**WRITTEN TASK**
Copy these lines word for word, from the first line of the block up to and including the line with "sort-label: Date modified".

**EXCERPTED RECORDS**
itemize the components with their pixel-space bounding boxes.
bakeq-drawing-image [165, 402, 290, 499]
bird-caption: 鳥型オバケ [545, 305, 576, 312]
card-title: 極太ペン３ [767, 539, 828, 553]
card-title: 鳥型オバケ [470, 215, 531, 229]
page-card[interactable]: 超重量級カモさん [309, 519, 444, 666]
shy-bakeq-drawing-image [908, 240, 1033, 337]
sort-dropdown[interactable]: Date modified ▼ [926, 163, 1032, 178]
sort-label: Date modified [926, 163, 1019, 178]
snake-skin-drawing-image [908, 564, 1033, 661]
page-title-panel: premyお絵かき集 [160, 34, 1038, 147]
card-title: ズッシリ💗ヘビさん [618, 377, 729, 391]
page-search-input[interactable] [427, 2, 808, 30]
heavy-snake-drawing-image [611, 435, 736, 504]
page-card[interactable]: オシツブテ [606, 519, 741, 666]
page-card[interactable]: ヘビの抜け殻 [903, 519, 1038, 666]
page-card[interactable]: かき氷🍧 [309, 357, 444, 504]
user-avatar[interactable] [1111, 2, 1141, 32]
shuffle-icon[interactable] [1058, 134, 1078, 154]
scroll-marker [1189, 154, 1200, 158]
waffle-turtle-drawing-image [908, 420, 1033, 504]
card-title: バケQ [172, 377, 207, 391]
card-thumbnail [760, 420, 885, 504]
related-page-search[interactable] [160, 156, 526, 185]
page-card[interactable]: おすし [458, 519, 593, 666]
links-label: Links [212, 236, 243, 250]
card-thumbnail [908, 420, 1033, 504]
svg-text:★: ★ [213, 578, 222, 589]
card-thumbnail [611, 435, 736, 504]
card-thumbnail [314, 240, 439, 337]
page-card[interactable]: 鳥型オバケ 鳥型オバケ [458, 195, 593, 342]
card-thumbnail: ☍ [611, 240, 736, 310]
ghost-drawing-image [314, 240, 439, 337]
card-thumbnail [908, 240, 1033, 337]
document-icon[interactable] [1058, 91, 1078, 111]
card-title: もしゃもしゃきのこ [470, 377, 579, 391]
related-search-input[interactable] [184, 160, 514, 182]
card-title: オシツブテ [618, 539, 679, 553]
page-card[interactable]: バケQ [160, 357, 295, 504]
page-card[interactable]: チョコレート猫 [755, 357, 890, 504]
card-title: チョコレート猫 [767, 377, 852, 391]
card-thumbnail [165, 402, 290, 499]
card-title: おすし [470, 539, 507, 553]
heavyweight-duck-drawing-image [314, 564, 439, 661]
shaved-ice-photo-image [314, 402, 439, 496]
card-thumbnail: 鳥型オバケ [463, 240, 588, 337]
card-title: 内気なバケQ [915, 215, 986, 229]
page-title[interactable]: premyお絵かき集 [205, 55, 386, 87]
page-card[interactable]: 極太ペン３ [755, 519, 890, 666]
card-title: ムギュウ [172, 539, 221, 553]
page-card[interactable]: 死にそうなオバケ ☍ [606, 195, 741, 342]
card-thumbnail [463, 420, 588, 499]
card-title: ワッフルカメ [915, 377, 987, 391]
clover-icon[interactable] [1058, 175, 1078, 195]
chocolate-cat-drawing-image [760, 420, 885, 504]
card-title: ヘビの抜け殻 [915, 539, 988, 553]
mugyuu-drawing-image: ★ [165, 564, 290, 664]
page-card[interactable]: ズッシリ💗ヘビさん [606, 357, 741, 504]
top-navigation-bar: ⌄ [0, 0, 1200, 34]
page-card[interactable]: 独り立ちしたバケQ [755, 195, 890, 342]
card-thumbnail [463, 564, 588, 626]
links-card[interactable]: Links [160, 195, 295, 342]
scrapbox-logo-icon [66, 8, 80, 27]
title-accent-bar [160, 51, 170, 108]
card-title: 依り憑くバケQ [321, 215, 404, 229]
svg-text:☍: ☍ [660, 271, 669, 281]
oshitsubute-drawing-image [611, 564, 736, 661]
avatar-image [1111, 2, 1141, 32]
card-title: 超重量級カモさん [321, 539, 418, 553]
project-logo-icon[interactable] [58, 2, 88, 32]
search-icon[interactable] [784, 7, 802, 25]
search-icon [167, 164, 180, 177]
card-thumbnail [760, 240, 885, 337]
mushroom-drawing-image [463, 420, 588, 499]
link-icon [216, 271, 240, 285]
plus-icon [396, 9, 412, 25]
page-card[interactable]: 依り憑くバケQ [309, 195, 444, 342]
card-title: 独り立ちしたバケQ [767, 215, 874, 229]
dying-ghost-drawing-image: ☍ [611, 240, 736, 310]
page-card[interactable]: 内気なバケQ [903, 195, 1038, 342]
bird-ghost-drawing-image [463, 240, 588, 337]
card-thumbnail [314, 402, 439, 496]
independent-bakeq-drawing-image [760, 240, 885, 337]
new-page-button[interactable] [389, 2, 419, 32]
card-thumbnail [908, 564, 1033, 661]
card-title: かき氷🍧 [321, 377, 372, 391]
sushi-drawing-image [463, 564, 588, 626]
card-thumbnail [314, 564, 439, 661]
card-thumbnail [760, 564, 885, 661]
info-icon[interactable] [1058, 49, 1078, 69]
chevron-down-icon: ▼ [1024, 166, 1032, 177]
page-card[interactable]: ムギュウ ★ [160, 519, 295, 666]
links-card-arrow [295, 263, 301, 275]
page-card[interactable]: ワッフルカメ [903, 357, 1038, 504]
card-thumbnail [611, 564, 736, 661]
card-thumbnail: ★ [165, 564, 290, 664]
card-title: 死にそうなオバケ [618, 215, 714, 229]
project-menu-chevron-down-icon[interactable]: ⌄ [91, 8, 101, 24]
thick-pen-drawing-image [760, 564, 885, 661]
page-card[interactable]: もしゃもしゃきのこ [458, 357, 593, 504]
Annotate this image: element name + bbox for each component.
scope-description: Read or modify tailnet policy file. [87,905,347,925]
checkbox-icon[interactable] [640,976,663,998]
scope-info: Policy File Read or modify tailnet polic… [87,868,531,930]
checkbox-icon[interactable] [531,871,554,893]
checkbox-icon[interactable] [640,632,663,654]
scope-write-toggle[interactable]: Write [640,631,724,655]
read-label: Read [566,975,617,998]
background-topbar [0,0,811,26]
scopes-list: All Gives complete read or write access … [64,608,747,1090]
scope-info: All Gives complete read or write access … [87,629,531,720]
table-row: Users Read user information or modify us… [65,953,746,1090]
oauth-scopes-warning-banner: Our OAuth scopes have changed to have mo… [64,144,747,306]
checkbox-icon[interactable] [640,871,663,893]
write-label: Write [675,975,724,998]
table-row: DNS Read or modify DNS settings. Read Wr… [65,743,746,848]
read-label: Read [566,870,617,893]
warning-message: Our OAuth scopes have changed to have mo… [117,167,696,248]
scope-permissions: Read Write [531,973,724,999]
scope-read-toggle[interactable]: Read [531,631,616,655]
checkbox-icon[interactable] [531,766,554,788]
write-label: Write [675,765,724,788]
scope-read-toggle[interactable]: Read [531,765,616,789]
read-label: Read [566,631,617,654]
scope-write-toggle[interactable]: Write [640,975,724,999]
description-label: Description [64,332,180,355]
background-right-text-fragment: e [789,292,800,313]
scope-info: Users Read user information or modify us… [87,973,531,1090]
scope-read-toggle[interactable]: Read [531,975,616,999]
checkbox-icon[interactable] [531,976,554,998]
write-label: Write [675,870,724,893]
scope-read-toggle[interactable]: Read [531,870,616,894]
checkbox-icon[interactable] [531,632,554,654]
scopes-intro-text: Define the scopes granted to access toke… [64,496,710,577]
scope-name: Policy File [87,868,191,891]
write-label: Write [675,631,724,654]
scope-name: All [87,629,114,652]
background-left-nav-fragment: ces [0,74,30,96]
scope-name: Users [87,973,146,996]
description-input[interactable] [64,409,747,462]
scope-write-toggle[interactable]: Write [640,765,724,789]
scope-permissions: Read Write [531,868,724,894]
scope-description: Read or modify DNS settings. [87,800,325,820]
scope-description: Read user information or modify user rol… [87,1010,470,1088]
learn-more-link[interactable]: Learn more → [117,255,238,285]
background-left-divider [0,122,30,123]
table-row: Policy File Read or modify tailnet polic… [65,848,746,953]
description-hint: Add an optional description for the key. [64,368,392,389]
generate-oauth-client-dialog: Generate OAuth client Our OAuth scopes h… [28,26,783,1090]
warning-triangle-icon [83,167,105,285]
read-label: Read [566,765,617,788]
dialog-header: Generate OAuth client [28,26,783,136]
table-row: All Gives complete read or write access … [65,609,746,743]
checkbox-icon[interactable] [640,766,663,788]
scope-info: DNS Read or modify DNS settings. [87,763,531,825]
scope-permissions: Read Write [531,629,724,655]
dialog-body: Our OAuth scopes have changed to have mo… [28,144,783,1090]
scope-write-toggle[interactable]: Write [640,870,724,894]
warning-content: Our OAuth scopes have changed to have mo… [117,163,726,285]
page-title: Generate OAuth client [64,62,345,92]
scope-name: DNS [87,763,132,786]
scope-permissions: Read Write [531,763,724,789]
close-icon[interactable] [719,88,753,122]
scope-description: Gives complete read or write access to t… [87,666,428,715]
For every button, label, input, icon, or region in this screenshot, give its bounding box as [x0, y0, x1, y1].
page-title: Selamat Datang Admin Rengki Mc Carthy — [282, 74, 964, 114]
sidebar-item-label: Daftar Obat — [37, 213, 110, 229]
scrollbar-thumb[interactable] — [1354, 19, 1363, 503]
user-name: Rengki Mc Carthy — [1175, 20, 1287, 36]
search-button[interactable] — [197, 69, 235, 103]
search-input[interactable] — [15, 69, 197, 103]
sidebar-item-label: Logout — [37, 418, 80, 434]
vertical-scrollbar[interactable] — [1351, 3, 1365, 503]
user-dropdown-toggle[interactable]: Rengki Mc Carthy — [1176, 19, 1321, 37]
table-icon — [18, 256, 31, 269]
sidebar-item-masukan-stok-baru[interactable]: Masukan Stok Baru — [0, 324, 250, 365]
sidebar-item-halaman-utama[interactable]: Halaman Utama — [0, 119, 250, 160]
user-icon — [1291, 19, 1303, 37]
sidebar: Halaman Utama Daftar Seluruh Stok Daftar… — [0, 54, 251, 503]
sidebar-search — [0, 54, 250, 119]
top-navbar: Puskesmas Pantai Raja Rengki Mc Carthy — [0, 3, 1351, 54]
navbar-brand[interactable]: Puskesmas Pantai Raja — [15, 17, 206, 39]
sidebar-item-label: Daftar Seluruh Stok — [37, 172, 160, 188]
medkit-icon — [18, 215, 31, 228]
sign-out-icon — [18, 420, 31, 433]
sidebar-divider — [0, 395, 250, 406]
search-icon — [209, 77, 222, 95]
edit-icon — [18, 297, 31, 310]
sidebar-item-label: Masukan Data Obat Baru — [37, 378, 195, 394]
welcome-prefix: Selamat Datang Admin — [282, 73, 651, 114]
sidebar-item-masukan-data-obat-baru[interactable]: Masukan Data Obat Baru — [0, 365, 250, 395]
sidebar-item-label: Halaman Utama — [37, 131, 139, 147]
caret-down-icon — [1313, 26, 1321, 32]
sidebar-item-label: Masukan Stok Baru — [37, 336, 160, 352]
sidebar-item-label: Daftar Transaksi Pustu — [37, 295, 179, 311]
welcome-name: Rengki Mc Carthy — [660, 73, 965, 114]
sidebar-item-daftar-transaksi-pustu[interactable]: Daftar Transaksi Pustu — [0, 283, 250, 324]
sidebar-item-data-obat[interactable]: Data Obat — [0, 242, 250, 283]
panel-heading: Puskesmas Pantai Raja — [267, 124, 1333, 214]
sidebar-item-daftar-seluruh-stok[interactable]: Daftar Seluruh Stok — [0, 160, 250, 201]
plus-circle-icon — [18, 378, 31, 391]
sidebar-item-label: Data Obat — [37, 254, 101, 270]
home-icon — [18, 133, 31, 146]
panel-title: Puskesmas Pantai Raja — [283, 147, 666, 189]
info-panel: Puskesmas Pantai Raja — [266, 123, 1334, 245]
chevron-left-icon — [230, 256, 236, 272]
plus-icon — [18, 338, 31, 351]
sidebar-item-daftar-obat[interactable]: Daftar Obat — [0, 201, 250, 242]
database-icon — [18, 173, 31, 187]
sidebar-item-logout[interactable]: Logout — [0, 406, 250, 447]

**EXERCISE OUTPUT**
itemize the components with their pixel-space bounding boxes.
bakeq-drawing-image [165, 402, 290, 499]
bird-caption: 鳥型オバケ [545, 305, 576, 312]
card-title: 極太ペン３ [767, 539, 828, 553]
card-title: 鳥型オバケ [470, 215, 531, 229]
page-card[interactable]: 超重量級カモさん [309, 519, 444, 666]
shy-bakeq-drawing-image [908, 240, 1033, 337]
sort-dropdown[interactable]: Date modified ▼ [926, 163, 1032, 178]
sort-label: Date modified [926, 163, 1019, 178]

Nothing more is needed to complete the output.